== Texte choisi ==

En 2019, dans la capitale japonaise. Tokyo est désormais Néo-Tokyo. 30 ans plus tôt, la troisième guerre mondiale et ses bombes d'un nouveau genre ont détruits la quasi totalité des grandes cités mondiales. Neo-Tokyo s'est reconstruit sur les ruines de l'ancienne capitale qui servent désormais de terrain de jeu pour les jeunes délinquants. Parmi eux, Kaneda, son ami Tetsuo et leur bande de motards qui n'hésitent pas à braver les interdits pour se griser de vitesse. La rencontre accidentelle sur une autoroute désaffectée avec un étrange enfant au visage de vieillard va pourtant bouleverser leurs vies.
Alors que Tetsuo est à l'hôpital, Kaneda croise à nouveau la route de l'enfant vieillard. En fuite, perturbé, il est recherché activement par l'armée qui le nomme numéro 6. En face, un petit groupe de dissidents révolutionnaires menés par la belle Kay et son frère tente de soustraire l'enfant des mains du colonel. Kaneda, coincé entre deux feux, s'allie aux résistants pour sauver sa peau, avant de découvrir que son ami Tetsuo s'oppose désormais à lui dans une lutte fratricide .
Désormais, militaires, terroristes et bande de jeunes vont s'affronter autour d'un mystérieux projet nommé Akira dont Tetsuo va bientôt devenir l'élément central, menant le monde vers une nouvelle apocalypse.

Véritable univers post-apocalyptique, Néo-Tokyo semble être le symbole de la destruction plutôt que du renouveau. Les jeunes adolescents que nous suivons sont des marginaux qui, placés en vain dans une structure de réinsertion, sont en totale opposition avec le système et l'état. Rebelles à toute autorité, ils vivent en s'offrant les paradis perdus que leur offre la drogue tout en errant dans un monde sans futur. Leur devise, issue de leur bar préféré :"Oublie tout espoir avant de rentrer" donne le ton.

===
== Contenu présenté ==

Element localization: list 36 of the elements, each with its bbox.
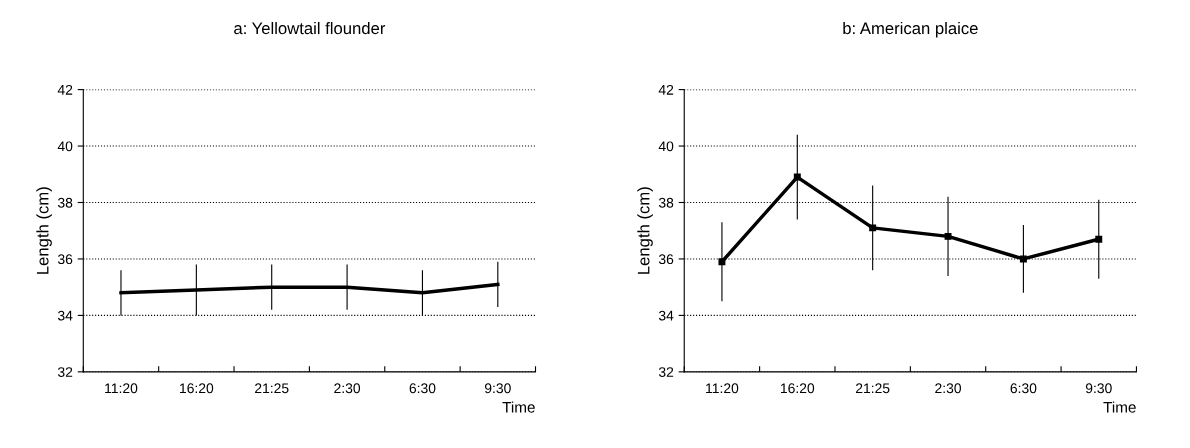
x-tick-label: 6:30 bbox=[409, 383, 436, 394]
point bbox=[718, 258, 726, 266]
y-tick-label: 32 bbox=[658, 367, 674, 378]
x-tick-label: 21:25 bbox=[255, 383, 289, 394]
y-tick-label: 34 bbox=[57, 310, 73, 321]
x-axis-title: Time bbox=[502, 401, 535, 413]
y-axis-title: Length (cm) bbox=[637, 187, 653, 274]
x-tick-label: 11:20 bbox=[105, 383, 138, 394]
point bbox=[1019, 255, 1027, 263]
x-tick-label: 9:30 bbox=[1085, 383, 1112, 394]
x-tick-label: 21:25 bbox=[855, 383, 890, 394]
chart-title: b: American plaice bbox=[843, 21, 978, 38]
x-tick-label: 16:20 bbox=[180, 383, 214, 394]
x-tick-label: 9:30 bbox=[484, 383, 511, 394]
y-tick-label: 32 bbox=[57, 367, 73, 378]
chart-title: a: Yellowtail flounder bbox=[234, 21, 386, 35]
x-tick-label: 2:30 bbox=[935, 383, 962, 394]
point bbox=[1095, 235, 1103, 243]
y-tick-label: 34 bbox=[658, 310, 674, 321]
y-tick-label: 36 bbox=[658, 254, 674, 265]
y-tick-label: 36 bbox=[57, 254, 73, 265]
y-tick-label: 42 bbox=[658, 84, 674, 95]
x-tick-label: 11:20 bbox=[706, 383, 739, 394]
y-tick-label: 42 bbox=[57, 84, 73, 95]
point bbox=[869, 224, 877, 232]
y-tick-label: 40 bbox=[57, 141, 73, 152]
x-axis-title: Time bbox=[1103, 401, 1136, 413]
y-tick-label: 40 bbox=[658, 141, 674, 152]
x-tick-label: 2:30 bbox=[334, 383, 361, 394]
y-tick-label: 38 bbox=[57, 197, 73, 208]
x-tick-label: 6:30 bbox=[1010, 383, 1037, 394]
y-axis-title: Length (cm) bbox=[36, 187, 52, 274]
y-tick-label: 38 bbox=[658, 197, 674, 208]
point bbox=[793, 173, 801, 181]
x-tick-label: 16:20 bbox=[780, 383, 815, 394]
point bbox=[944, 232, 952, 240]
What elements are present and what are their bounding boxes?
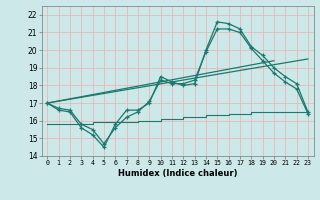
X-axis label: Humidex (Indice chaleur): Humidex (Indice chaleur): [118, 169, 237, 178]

===

*Défi*
Citez intégralement le texte sur Akira, sans en modifier un seul mot. Seul le texte sert de référence.

*Solution rédigée*
En 2019, dans la capitale japonaise. Tokyo est désormais Néo-Tokyo. 30 ans plus tôt, la troisième guerre mondiale et ses bombes d'un nouveau genre ont détruits la quasi totalité des grandes cités mondiales. Neo-Tokyo s'est reconstruit sur les ruines de l'ancienne capitale qui servent désormais de terrain de jeu pour les jeunes délinquants. Parmi eux, Kaneda, son ami Tetsuo et leur bande de motards qui n'hésitent pas à braver les interdits pour se griser de vitesse. La rencontre accidentelle sur une autoroute désaffectée avec un étrange enfant au visage de vieillard va pourtant bouleverser leurs vies.
Alors que Tetsuo est à l'hôpital, Kaneda croise à nouveau la route de l'enfant vieillard. En fuite, perturbé, il est recherché activement par l'armée qui le nomme numéro 6. En face, un petit groupe de dissidents révolutionnaires menés par la belle Kay et son frère tente de soustraire l'enfant des mains du colonel. Kaneda, coincé entre deux feux, s'allie aux résistants pour sauver sa peau, avant de découvrir que son ami Tetsuo s'oppose désormais à lui dans une lutte fratricide .
Désormais, militaires, terroristes et bande de jeunes vont s'affronter autour d'un mystérieux projet nommé Akira dont Tetsuo va bientôt devenir l'élément central, menant le monde vers une nouvelle apocalypse.

Véritable univers post-apocalyptique, Néo-Tokyo semble être le symbole de la destruction plutôt que du renouveau. Les jeunes adolescents que nous suivons sont des marginaux qui, placés en vain dans une structure de réinsertion, sont en totale opposition avec le système et l'état. Rebelles à toute autorité, ils vivent en s'offrant les paradis perdus que leur offre la drogue tout en errant dans un monde sans futur. Leur devise, issue de leur bar préféré :"Oublie tout espoir avant de rentrer" donne le ton.